* _Your goal_:
Search the data for the word "this". Reproduce every line where it is found.

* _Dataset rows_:
»»

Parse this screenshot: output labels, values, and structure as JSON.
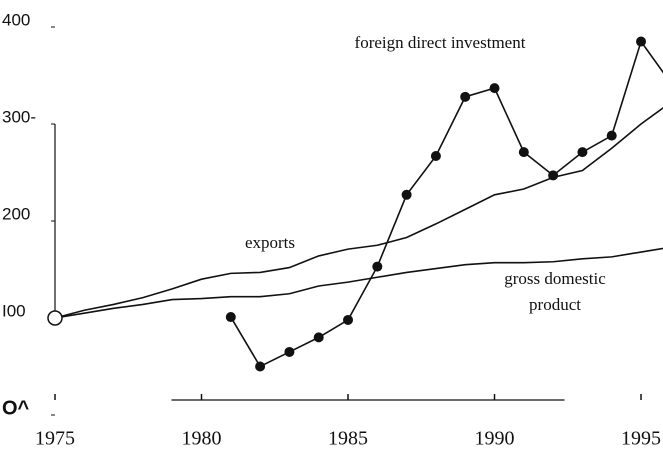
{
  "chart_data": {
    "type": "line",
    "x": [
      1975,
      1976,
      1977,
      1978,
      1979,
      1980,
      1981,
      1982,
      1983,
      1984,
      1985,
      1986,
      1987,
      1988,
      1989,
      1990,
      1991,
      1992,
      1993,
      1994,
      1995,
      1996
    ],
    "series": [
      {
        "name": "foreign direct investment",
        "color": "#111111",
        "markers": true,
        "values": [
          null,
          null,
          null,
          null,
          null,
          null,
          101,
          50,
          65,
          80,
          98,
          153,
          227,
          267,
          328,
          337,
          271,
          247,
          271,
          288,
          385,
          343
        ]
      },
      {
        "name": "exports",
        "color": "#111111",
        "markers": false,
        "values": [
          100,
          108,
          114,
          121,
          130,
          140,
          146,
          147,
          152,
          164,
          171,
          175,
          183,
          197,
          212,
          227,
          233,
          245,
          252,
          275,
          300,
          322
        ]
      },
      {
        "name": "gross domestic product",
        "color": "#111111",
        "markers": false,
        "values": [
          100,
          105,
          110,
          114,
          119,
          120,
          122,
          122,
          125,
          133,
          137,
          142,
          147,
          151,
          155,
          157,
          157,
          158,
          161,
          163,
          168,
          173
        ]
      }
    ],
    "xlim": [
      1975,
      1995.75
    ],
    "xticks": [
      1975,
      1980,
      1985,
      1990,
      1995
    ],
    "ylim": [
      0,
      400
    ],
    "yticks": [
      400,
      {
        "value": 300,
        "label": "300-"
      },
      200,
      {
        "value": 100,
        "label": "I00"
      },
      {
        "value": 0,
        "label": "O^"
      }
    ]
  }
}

««
»»

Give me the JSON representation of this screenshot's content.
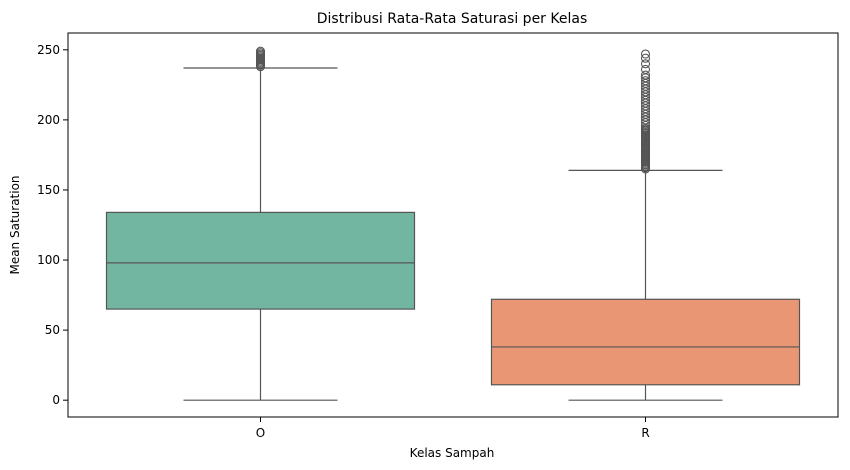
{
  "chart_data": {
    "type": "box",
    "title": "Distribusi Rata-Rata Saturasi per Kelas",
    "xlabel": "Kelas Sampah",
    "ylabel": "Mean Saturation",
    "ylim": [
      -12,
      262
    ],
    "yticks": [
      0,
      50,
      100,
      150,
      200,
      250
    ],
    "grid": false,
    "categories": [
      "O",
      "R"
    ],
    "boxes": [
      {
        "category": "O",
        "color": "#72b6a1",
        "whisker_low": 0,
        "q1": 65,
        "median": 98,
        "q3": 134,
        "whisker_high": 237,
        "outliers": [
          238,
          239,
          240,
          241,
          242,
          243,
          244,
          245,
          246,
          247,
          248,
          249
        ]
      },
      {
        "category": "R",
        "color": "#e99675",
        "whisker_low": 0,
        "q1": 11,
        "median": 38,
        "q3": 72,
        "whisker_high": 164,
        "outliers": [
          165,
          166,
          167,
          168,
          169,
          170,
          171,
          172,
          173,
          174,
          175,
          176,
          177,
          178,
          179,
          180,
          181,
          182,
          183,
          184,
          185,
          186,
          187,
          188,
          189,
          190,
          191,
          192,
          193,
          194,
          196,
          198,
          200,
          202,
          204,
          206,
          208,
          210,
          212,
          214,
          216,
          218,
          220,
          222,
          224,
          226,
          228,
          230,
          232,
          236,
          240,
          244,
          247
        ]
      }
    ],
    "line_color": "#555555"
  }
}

««

* _Solution_:
Parse this screenshot: output labels, values, and structure as JSON.
Give me the JSON representation of this screenshot's content.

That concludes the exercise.